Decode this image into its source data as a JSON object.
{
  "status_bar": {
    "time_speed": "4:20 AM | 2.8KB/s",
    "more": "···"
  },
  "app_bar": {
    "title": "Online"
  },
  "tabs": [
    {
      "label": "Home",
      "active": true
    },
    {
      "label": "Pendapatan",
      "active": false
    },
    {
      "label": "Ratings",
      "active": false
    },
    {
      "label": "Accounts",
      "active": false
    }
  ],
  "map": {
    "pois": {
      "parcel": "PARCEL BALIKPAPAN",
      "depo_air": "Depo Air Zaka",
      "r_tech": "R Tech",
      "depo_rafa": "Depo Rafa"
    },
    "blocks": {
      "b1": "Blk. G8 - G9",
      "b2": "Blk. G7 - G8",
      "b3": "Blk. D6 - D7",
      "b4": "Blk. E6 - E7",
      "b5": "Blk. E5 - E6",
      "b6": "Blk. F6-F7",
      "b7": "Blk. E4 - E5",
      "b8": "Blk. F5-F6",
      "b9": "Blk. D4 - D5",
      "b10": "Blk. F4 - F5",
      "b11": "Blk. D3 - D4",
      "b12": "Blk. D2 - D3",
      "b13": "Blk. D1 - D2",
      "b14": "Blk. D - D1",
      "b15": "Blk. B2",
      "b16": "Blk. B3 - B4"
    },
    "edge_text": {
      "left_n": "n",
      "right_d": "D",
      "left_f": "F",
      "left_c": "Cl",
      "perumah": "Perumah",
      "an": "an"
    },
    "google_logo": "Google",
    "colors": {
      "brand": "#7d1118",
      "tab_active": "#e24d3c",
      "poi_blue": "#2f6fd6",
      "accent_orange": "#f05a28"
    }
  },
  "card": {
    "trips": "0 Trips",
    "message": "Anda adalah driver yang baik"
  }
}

________________________________________

§ **WHAT YOU SHOULD DO**
Only lines with the word "Depo" are wanted, so copy each one from the records.

§ **OUTPUT FOR THIS EXERCISE**
      "depo_air": "Depo Air Zaka",
      "depo_rafa": "Depo Rafa"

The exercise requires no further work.